→ Set task: Repeat each line exactly as it is written.
---------------
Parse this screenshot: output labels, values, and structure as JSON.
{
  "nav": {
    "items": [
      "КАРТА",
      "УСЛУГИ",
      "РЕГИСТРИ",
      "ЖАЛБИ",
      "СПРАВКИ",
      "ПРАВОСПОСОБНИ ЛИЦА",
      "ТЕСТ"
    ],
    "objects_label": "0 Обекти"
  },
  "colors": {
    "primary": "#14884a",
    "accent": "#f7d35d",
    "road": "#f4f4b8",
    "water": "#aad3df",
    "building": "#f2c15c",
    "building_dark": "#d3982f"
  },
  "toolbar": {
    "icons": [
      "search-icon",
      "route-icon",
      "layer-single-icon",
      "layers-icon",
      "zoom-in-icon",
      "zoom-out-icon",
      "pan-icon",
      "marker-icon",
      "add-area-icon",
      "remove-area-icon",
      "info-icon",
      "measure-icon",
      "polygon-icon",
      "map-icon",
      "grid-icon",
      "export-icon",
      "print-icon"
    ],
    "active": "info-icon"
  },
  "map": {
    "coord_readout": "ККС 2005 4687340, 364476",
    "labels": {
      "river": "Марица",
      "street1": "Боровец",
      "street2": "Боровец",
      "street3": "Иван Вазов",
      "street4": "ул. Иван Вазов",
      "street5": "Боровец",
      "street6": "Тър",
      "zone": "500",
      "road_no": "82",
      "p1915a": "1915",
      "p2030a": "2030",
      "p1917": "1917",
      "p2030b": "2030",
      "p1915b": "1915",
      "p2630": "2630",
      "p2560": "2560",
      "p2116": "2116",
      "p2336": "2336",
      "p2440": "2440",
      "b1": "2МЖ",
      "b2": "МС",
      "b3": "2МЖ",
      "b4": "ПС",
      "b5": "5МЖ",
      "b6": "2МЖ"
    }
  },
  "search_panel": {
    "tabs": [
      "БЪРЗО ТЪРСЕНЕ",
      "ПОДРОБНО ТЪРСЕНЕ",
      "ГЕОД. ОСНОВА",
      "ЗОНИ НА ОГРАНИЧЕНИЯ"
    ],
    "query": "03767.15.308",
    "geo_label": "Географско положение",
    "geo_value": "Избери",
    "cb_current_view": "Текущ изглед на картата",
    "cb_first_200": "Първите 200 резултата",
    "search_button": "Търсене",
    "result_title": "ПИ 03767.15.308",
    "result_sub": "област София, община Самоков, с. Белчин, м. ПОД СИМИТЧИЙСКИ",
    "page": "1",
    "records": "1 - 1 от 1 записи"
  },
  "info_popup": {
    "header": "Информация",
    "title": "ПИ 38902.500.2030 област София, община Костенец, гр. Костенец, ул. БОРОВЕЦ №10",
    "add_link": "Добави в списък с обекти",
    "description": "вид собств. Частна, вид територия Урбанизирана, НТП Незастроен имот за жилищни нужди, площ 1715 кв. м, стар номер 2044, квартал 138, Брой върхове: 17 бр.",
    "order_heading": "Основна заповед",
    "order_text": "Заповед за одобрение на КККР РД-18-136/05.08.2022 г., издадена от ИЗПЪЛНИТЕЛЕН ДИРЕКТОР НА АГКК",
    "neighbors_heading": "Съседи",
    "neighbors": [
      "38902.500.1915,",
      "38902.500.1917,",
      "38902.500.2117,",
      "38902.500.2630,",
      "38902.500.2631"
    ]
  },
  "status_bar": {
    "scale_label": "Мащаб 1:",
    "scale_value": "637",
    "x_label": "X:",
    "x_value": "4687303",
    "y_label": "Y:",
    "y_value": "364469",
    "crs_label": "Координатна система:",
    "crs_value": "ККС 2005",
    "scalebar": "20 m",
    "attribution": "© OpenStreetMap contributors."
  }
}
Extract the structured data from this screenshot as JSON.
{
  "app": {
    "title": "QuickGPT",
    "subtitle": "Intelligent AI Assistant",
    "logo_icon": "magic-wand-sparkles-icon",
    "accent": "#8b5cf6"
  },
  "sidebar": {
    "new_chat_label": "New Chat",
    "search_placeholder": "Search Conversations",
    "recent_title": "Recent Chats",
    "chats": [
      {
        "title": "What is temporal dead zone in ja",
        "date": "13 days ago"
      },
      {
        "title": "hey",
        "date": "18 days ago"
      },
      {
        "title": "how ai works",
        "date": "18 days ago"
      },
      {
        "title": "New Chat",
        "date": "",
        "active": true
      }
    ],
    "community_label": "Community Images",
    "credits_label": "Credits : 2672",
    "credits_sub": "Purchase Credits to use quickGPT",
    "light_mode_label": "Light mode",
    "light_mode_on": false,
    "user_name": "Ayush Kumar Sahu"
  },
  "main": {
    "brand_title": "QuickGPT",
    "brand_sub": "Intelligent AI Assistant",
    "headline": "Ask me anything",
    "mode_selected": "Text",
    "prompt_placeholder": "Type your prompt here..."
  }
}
---------------
→ Answer:
Parse this screenshot: output labels, values, and structure as JSON.
{
  "nav": {
    "items": [
      "КАРТА",
      "УСЛУГИ",
      "РЕГИСТРИ",
      "ЖАЛБИ",
      "СПРАВКИ",
      "ПРАВОСПОСОБНИ ЛИЦА",
      "ТЕСТ"
    ],
    "objects_label": "0 Обекти"
  },
  "colors": {
    "primary": "#14884a",
    "accent": "#f7d35d",
    "road": "#f4f4b8",
    "water": "#aad3df",
    "building": "#f2c15c",
    "building_dark": "#d3982f"
  },
  "toolbar": {
    "icons": [
      "search-icon",
      "route-icon",
      "layer-single-icon",
      "layers-icon",
      "zoom-in-icon",
      "zoom-out-icon",
      "pan-icon",
      "marker-icon",
      "add-area-icon",
      "remove-area-icon",
      "info-icon",
      "measure-icon",
      "polygon-icon",
      "map-icon",
      "grid-icon",
      "export-icon",
      "print-icon"
    ],
    "active": "info-icon"
  },
  "map": {
    "coord_readout": "ККС 2005 4687340, 364476",
    "labels": {
      "river": "Марица",
      "street1": "Боровец",
      "street2": "Боровец",
      "street3": "Иван Вазов",
      "street4": "ул. Иван Вазов",
      "street5": "Боровец",
      "street6": "Тър",
      "zone": "500",
      "road_no": "82",
      "p1915a": "1915",
      "p2030a": "2030",
      "p1917": "1917",
      "p2030b": "2030",
      "p1915b": "1915",
      "p2630": "2630",
      "p2560": "2560",
      "p2116": "2116",
      "p2336": "2336",
      "p2440": "2440",
      "b1": "2МЖ",
      "b2": "МС",
      "b3": "2МЖ",
      "b4": "ПС",
      "b5": "5МЖ",
      "b6": "2МЖ"
    }
  },
  "search_panel": {
    "tabs": [
      "БЪРЗО ТЪРСЕНЕ",
      "ПОДРОБНО ТЪРСЕНЕ",
      "ГЕОД. ОСНОВА",
      "ЗОНИ НА ОГРАНИЧЕНИЯ"
    ],
    "query": "03767.15.308",
    "geo_label": "Географско положение",
    "geo_value": "Избери",
    "cb_current_view": "Текущ изглед на картата",
    "cb_first_200": "Първите 200 резултата",
    "search_button": "Търсене",
    "result_title": "ПИ 03767.15.308",
    "result_sub": "област София, община Самоков, с. Белчин, м. ПОД СИМИТЧИЙСКИ",
    "page": "1",
    "records": "1 - 1 от 1 записи"
  },
  "info_popup": {
    "header": "Информация",
    "title": "ПИ 38902.500.2030 област София, община Костенец, гр. Костенец, ул. БОРОВЕЦ №10",
    "add_link": "Добави в списък с обекти",
    "description": "вид собств. Частна, вид територия Урбанизирана, НТП Незастроен имот за жилищни нужди, площ 1715 кв. м, стар номер 2044, квартал 138, Брой върхове: 17 бр.",
    "order_heading": "Основна заповед",
    "order_text": "Заповед за одобрение на КККР РД-18-136/05.08.2022 г., издадена от ИЗПЪЛНИТЕЛЕН ДИРЕКТОР НА АГКК",
    "neighbors_heading": "Съседи",
    "neighbors": [
      "38902.500.1915,",
      "38902.500.1917,",
      "38902.500.2117,",
      "38902.500.2630,",
      "38902.500.2631"
    ]
  },
  "status_bar": {
    "scale_label": "Мащаб 1:",
    "scale_value": "637",
    "x_label": "X:",
    "x_value": "4687303",
    "y_label": "Y:",
    "y_value": "364469",
    "crs_label": "Координатна система:",
    "crs_value": "ККС 2005",
    "scalebar": "20 m",
    "attribution": "© OpenStreetMap contributors."
  }
}
Extract the structured data from this screenshot as JSON.
{
  "app": {
    "title": "QuickGPT",
    "subtitle": "Intelligent AI Assistant",
    "logo_icon": "magic-wand-sparkles-icon",
    "accent": "#8b5cf6"
  },
  "sidebar": {
    "new_chat_label": "New Chat",
    "search_placeholder": "Search Conversations",
    "recent_title": "Recent Chats",
    "chats": [
      {
        "title": "What is temporal dead zone in ja",
        "date": "13 days ago"
      },
      {
        "title": "hey",
        "date": "18 days ago"
      },
      {
        "title": "how ai works",
        "date": "18 days ago"
      },
      {
        "title": "New Chat",
        "date": "",
        "active": true
      }
    ],
    "community_label": "Community Images",
    "credits_label": "Credits : 2672",
    "credits_sub": "Purchase Credits to use quickGPT",
    "light_mode_label": "Light mode",
    "light_mode_on": false,
    "user_name": "Ayush Kumar Sahu"
  },
  "main": {
    "brand_title": "QuickGPT",
    "brand_sub": "Intelligent AI Assistant",
    "headline": "Ask me anything",
    "mode_selected": "Text",
    "prompt_placeholder": "Type your prompt here..."
  }
}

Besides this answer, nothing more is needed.